◆ EXERCISE OBJECTIVE ◆
Copy each line in which the string "Lingkar" occurs.

Records excerpted from a collection:
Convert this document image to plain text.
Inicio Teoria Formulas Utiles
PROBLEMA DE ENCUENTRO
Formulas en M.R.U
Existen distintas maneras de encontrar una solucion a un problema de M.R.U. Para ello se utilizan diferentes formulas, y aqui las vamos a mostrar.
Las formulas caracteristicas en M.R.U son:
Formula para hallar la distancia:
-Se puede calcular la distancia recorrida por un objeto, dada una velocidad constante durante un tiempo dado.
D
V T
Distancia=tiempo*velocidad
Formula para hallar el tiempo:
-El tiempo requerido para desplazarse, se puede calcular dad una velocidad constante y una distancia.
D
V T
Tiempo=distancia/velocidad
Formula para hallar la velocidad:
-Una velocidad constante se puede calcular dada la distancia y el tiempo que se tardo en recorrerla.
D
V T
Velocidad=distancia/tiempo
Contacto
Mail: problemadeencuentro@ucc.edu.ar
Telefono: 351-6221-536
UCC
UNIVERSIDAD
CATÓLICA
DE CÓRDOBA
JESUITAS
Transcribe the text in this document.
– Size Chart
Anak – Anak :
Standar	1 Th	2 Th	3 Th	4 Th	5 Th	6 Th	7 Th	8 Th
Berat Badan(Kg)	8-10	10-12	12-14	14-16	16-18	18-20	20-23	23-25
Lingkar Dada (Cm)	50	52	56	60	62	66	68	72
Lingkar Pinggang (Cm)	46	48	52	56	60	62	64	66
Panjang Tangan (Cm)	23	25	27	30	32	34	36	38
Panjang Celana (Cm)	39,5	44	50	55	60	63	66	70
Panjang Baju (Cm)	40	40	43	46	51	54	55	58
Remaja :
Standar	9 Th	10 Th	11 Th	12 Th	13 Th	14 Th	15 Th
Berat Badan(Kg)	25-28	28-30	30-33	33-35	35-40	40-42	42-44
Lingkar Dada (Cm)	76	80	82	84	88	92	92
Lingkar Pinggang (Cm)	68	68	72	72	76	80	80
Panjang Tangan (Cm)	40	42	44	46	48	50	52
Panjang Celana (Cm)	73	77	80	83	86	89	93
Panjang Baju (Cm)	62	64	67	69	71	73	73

◆ FINAL RESULT ◆
Lingkar Dada (Cm)	50	52	56	60	62	66	68	72
Lingkar Pinggang (Cm)	46	48	52	56	60	62	64	66
Lingkar Dada (Cm)	76	80	82	84	88	92	92
Lingkar Pinggang (Cm)	68	68	72	72	76	80	80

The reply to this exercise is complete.